-- START Entries --
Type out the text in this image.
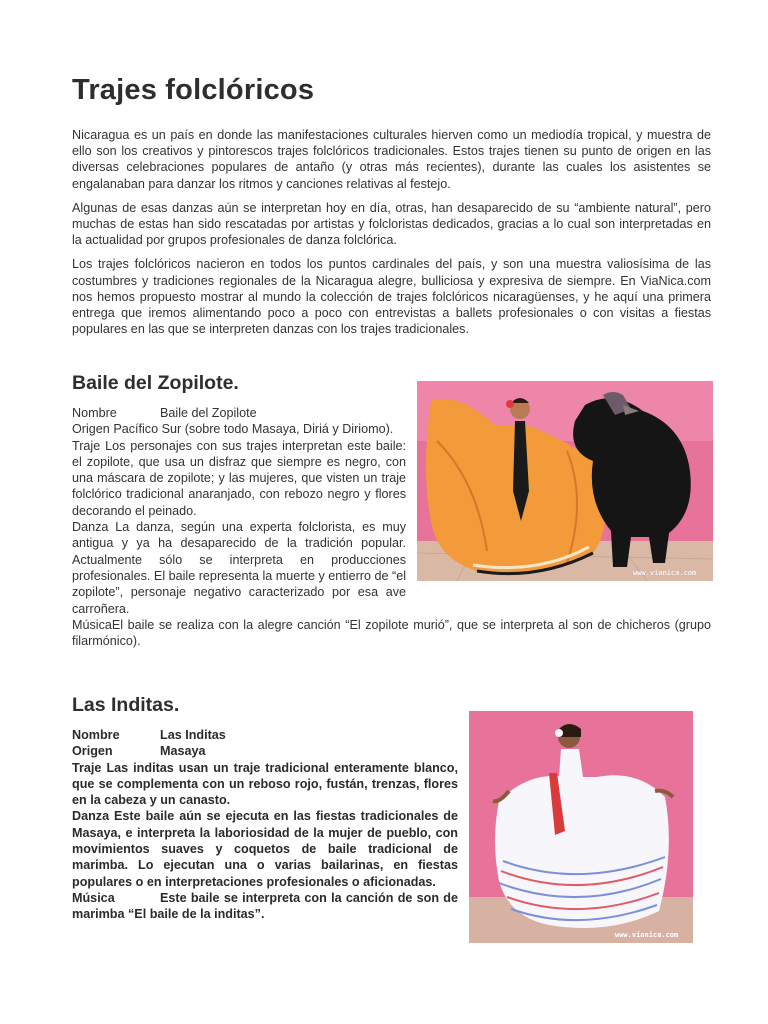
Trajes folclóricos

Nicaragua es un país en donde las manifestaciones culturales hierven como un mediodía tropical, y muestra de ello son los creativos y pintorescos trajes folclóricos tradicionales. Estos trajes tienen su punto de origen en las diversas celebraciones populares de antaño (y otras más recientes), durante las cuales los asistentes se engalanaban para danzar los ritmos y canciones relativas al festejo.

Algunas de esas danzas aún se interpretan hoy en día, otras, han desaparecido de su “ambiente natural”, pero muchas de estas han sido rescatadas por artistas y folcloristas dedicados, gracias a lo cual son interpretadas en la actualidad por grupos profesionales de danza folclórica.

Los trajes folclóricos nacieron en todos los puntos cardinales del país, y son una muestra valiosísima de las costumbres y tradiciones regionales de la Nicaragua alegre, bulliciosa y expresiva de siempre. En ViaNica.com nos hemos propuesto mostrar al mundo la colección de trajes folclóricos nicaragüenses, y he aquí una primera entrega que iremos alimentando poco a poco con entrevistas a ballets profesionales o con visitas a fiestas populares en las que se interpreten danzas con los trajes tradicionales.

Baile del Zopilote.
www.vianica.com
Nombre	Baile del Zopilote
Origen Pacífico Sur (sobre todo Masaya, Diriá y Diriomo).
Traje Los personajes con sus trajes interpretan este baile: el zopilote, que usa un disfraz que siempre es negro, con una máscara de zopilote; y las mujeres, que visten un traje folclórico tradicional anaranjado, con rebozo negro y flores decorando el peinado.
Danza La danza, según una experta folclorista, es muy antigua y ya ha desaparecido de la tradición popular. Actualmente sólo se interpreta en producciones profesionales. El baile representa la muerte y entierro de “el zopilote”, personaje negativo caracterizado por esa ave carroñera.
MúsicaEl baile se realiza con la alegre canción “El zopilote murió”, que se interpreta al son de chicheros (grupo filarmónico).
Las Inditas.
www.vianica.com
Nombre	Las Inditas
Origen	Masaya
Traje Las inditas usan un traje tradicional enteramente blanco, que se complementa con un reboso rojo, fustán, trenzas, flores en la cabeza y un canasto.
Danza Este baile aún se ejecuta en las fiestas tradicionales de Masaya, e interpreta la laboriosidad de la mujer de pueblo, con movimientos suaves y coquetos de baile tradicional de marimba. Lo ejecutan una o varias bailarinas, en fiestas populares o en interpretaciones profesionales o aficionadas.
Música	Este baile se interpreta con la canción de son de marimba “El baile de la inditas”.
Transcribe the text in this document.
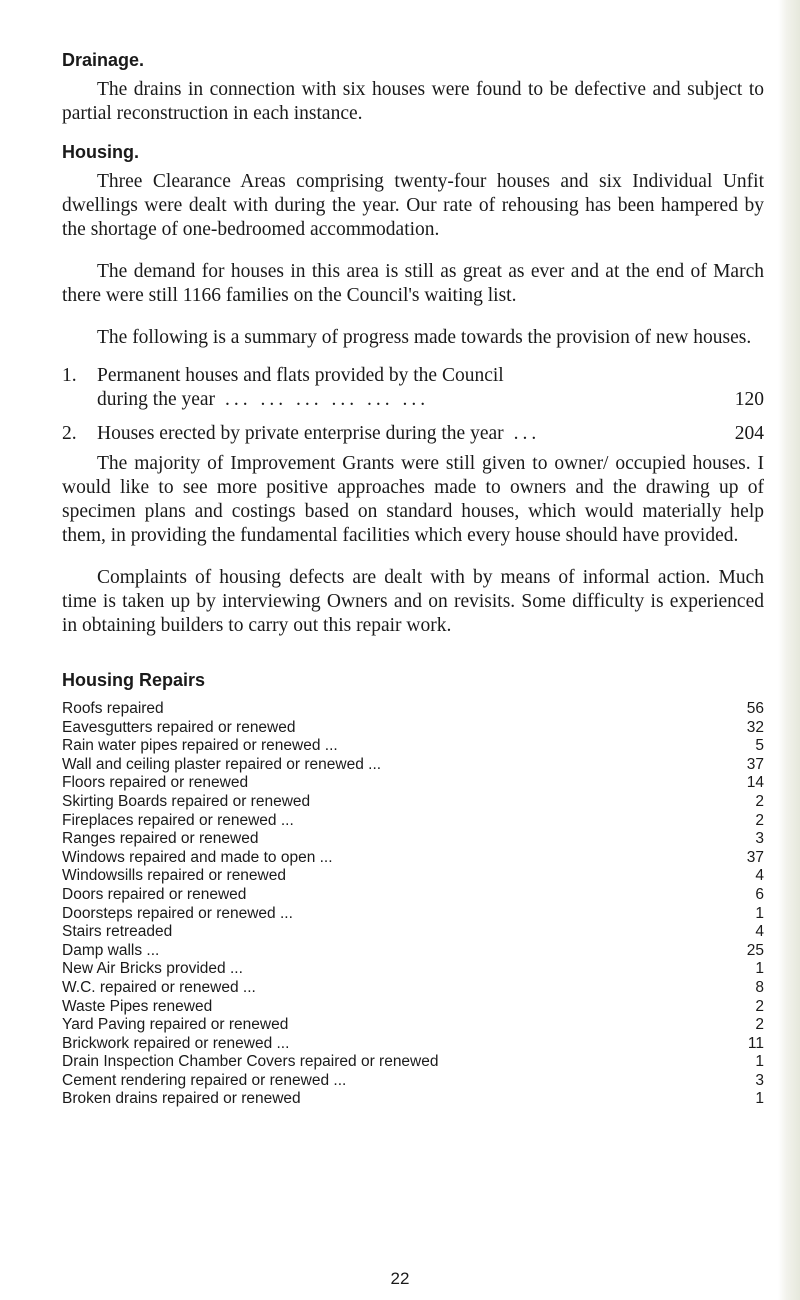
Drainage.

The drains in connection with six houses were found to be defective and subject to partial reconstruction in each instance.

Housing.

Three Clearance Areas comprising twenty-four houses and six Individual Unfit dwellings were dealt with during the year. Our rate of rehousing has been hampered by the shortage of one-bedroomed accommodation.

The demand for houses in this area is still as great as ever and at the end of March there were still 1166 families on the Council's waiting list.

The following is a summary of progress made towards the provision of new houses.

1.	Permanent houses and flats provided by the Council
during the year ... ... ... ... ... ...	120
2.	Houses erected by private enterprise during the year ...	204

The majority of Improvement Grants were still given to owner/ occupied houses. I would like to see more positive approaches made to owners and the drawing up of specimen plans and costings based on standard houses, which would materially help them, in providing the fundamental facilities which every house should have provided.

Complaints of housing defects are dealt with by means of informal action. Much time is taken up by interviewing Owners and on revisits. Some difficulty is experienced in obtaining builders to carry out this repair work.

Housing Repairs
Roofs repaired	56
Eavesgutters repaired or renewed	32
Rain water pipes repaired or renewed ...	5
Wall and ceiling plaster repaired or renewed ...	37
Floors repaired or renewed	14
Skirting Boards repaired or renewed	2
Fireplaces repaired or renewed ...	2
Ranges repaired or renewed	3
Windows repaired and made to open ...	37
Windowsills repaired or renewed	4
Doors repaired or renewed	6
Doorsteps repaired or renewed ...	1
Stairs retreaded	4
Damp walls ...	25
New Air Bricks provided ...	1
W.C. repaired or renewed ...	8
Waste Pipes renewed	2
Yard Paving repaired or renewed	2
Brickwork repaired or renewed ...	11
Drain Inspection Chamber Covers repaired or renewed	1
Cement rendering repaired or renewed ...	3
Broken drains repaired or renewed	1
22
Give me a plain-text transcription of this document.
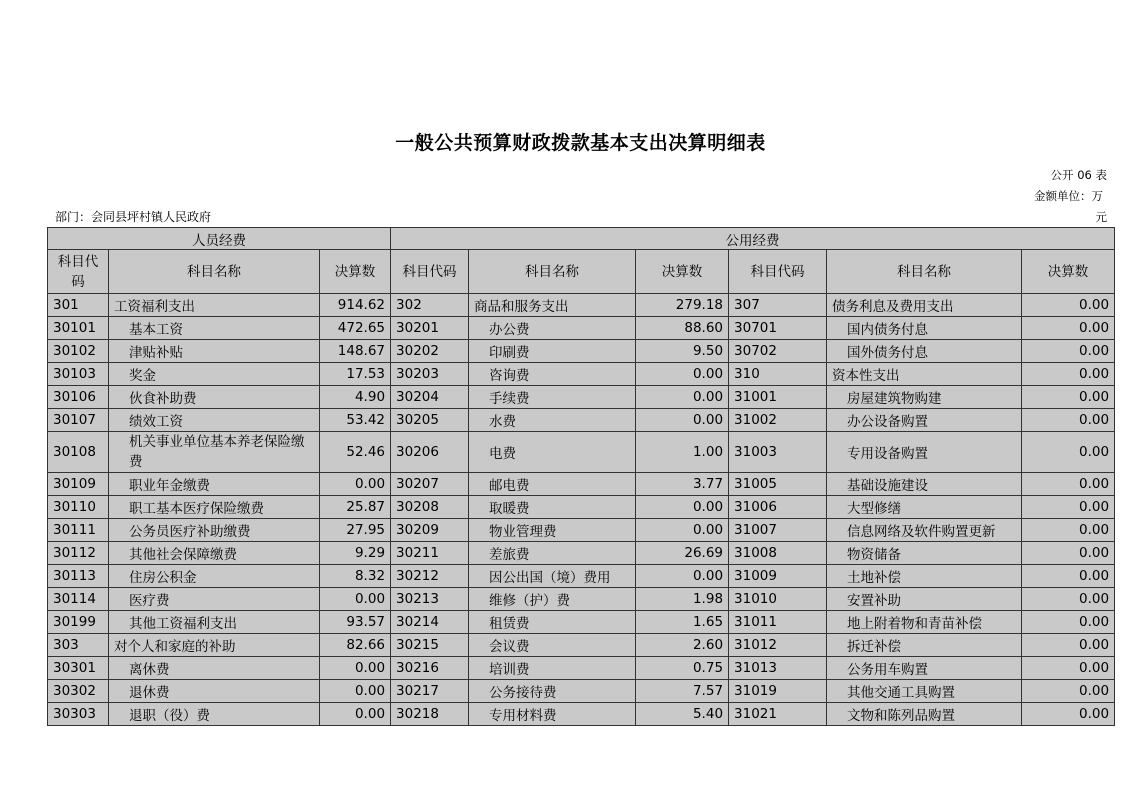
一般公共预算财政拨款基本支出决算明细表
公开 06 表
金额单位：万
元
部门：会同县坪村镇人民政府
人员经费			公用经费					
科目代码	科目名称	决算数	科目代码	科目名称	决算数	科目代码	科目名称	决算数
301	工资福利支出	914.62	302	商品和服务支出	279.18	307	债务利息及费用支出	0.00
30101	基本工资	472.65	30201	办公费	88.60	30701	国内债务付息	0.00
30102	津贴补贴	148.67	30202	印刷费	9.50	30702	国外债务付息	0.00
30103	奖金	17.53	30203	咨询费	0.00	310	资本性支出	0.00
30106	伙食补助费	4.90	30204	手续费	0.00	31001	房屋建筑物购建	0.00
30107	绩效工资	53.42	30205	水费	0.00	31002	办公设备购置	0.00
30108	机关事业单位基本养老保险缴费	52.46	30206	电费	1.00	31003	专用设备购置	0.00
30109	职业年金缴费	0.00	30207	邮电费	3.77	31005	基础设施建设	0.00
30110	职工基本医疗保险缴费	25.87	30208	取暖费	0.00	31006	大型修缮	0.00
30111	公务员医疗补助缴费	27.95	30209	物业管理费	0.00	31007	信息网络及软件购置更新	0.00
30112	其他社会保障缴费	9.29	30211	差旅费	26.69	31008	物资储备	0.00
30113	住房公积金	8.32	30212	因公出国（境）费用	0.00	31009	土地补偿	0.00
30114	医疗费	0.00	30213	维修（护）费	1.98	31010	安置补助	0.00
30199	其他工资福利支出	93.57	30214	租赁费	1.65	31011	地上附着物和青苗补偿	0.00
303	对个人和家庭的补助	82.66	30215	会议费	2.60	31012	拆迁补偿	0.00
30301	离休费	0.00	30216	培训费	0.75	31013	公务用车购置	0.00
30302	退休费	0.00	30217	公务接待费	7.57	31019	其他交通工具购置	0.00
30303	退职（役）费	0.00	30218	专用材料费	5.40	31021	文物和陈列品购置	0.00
-- END Entries --
What is required
Note each line of the entries that has "during" in it, and copy those lines.

In response
Three Clearance Areas comprising twenty-four houses and six Individual Unfit dwellings were dealt with during the year. Our rate of rehousing has been hampered by the shortage of one-bedroomed accommodation.
during the year ... ... ... ... ... ...	120
2.	Houses erected by private enterprise during the year ...	204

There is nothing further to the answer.